Challenge.
Return all lines that include the string "emoji".

[Dataset excerpts]
◆ ◆ ◆ ◆ ◆ ◆ ◆

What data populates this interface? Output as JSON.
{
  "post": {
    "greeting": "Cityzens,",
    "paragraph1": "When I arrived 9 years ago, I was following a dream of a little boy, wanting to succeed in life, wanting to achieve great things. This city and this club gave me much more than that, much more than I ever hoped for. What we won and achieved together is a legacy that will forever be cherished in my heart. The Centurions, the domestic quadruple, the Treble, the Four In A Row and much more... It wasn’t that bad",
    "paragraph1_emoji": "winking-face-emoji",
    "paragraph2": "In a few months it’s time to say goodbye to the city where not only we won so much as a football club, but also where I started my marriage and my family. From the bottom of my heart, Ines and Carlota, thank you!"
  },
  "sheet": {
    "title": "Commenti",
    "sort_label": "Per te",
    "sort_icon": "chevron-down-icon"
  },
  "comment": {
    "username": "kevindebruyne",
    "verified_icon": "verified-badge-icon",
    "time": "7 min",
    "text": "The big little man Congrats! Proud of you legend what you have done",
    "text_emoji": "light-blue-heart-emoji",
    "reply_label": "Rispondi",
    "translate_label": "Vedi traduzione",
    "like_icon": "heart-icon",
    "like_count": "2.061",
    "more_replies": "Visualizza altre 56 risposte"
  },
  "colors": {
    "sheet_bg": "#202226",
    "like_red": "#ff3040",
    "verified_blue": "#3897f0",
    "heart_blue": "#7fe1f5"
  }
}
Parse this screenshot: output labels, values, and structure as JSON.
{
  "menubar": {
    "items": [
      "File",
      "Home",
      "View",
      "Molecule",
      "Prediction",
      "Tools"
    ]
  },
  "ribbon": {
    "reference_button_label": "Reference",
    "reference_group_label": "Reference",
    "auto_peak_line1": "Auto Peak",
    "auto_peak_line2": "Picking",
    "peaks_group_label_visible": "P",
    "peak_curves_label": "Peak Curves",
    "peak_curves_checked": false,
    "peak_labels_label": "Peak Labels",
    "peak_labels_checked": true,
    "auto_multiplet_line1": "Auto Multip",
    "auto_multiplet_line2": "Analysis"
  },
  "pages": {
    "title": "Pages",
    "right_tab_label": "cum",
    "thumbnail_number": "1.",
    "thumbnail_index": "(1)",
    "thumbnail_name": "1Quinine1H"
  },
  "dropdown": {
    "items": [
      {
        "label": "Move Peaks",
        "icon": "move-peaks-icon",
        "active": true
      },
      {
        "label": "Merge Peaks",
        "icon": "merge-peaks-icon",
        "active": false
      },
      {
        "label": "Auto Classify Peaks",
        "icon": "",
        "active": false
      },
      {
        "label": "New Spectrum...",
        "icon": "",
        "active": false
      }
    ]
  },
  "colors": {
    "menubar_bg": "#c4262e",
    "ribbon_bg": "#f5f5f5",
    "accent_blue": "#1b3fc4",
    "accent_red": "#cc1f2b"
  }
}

◆ ◆ ◆ ◆ ◆ ◆ ◆

Problem solution.
    "paragraph1_emoji": "winking-face-emoji",
    "text_emoji": "light-blue-heart-emoji",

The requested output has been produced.